(Verifique a compreensão):
**A.** No texto sobre o dinheiro público, o que a sangria afeta, segundo o trecho "mais grave ainda"?
**B.** Reescreva em forma de lista, de modo mais breve, o parágrafo do texto sobre o dinheiro público que começa com "Destarte, torna-se absolutamente inútil", mantendo seus fatos principais.
**C.** Prolongue o texto sobre o dinheiro público a partir do ponto em que ele termina.

(Texto da página):
────
Destarte, torna-se absolutamente inútil lamentarmos a falta de recursos diante de tão descomunal sangria que dilapida o nosso já combalido dinheiro público, mina a nossa capacidade de investimento e de poupança e, mais grave ainda, afeta a credibilidade de nossas instituições, negligenciando a justiça, a verdade, a honestidade e o amor à pátria, ao lado de abissais desigualdades sociais e regionais e de extremas e sempre crescentes necessidades de ampliação e modernização de setores como: a gestão pública; a infraestrutura (rodovias, ferrovias, hidrovias, portos, aeroportos); a educação; a saúde; o saneamento ambiental (água tratada, esgoto tratado, resíduos sólidos tratados, macrodrenagem urbana, logística reversa); meio ambiente; habitação; mobilidade urbana (trânsito, transporte, acessibilidade); minas e energia; emprego, trabalho e renda; agregação de valor às commodities; sistema financeiro nacional; assistência social; previdência social; segurança alimentar e nutricional; segurança pública; forças armadas; polícia federal; defesa civil; logística; pesquisa e desenvolvimento; ciência, tecnologia e inovação; cultura, esporte e lazer; turismo; comunicações; qualidade (planejamento – estratégico, tático e operacional –, transparência, eficiência, eficácia, efetividade, economicidade – “fazer mais e melhor, com menos” –, criatividade, produtividade, competitividade); entre outros...
────
(Trechos dos dados):
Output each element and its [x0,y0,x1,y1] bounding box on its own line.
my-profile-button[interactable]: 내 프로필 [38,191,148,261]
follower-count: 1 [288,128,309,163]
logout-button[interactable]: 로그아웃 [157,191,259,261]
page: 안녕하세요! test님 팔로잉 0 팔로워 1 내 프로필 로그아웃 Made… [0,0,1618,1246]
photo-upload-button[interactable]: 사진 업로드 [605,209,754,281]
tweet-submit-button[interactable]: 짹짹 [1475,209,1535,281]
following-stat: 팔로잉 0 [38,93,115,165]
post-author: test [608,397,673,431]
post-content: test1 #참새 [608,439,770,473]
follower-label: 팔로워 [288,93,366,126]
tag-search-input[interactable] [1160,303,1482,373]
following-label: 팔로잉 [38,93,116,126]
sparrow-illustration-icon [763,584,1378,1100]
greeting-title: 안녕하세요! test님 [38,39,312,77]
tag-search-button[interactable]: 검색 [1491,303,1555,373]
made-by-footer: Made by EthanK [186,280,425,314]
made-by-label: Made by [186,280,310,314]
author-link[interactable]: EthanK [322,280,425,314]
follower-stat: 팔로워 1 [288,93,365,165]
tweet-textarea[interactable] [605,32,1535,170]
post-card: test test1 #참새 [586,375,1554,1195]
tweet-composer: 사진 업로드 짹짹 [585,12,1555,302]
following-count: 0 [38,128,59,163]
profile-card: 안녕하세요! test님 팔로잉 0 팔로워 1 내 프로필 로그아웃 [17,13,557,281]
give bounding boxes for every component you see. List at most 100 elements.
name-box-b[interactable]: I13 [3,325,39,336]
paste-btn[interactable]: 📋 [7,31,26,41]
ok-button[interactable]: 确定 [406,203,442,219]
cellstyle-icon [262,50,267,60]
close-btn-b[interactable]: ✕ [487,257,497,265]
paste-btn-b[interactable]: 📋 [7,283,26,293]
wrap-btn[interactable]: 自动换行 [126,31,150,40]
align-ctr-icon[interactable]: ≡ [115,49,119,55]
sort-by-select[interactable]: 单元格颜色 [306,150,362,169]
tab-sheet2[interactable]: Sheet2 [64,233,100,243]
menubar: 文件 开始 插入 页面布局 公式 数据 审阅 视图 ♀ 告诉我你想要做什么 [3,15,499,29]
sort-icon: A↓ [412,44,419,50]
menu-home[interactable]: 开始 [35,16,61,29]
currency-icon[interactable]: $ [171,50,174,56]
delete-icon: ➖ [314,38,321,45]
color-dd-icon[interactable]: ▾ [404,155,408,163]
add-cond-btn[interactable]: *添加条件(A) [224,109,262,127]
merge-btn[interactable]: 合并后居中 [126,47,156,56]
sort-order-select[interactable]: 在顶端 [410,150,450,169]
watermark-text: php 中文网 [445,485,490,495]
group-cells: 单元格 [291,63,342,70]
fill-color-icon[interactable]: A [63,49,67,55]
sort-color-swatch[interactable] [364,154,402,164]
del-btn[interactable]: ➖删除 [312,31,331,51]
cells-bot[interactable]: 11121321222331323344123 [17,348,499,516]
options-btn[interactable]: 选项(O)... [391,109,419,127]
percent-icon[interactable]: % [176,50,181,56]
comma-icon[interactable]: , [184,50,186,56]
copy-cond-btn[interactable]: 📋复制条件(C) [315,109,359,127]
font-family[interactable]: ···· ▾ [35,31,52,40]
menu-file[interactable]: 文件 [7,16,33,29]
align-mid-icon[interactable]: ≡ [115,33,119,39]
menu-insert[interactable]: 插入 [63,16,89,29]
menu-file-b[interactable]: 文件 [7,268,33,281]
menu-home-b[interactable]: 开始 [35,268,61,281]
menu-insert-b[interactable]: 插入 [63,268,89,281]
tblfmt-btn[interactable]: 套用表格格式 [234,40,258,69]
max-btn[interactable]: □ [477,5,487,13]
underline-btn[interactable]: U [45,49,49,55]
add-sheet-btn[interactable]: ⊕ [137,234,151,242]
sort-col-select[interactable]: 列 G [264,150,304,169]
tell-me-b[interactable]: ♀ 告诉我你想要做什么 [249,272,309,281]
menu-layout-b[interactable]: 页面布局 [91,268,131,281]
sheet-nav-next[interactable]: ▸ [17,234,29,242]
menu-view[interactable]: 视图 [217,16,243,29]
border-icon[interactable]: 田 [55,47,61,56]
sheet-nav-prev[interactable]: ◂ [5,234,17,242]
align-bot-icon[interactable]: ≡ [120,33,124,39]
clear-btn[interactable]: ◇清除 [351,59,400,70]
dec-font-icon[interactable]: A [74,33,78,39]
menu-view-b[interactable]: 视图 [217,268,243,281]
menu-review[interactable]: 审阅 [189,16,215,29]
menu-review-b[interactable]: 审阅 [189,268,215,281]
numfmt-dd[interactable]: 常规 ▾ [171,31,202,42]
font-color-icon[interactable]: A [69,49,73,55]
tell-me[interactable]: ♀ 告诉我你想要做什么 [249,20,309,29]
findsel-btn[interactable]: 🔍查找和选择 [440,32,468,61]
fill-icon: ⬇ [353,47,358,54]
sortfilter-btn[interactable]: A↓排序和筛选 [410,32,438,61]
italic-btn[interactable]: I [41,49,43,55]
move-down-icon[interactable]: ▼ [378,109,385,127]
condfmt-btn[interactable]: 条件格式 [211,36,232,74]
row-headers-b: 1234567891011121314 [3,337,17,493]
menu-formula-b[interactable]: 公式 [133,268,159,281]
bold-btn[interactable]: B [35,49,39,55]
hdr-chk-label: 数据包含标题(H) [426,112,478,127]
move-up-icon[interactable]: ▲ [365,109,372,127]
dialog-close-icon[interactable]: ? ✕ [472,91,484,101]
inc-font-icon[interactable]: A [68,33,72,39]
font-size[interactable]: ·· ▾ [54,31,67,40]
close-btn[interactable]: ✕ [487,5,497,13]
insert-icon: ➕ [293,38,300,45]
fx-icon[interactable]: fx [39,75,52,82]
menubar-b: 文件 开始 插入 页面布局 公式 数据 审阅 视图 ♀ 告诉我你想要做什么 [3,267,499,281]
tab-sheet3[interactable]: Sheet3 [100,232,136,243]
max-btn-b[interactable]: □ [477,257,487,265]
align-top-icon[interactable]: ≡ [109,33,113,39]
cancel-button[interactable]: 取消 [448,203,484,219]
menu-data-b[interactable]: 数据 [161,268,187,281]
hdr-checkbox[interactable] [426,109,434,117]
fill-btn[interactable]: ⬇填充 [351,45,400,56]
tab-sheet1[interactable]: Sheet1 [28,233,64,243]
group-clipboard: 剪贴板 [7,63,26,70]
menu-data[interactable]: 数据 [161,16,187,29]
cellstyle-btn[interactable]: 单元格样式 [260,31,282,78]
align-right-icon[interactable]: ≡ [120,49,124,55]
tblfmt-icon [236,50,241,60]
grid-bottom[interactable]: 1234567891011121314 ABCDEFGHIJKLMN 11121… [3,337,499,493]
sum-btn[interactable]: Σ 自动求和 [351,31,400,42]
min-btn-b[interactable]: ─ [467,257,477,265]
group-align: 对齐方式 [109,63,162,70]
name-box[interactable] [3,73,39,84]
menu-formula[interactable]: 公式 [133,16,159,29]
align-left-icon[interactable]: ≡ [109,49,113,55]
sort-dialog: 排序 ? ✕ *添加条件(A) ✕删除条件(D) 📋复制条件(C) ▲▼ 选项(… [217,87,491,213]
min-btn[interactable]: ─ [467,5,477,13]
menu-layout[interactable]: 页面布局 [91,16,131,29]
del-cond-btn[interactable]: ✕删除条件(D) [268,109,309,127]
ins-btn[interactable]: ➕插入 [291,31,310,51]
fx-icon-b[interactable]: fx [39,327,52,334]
────
(Respostas em ordem):
**A.** A credibilidade de nossas instituições.

**B.**
- É inútil lamentar a falta de recursos diante da enorme sangria do dinheiro público.
- Essa sangria dilapida o dinheiro público e mina a capacidade de investimento e de poupança.
- Ela afeta também a credibilidade das instituições, negligenciando a justiça, a verdade, a honestidade e o amor à pátria.
- Tudo isso convive com abissais desigualdades sociais e regionais.
- Há necessidades crescentes de ampliação e modernização de muitos setores, como gestão pública, infraestrutura, educação, saúde, saneamento ambiental, meio ambiente, habitação, mobilidade urbana, minas e energia, emprego e renda, segurança, ciência e tecnologia, cultura, turismo, comunicações e qualidade, entre outros.

**C.**
São, e bem o sabemos, gigantescos desafios mas que, de maneira alguma, abatem o nosso ânimo e nem arrefecem o nosso entusiasmo e otimismo nesta grande cruzada nacional pela cidadania e qualidade, visando à construção de uma Nação verdadeiramente participativa, justa, ética, educada, civilizada, qualificada, livre, soberana, democrática e desenvolvida, que possa partilhar suas extraordinárias e generosas riquezas, oportunidades e potencialidades com todas as brasileiras e com todos os brasileiros. Ainda mais especialmente no horizonte de investimentos bilionários previstos e que contemplam eventos como a   Olimpíada de 2016; as obras do PAC e os projetos do Pré-Sal, à luz das exigências do século 21, da era da globalização, da internacionalização das organizações, da informação, do conhecimento, da inovação, das novas tecnologias, da sustentabilidade e de um possível e novo mundo da justiça, da liberdade, da paz, da igualdade – e com equidade –, e da fraternidade universal...

Este é o nosso sonho, o nosso amor, a nossa luta, a nossa fé, a nossa esperança... e perseverança!

“VI, OUVI E VIVI: O BRASIL TEM JEITO!”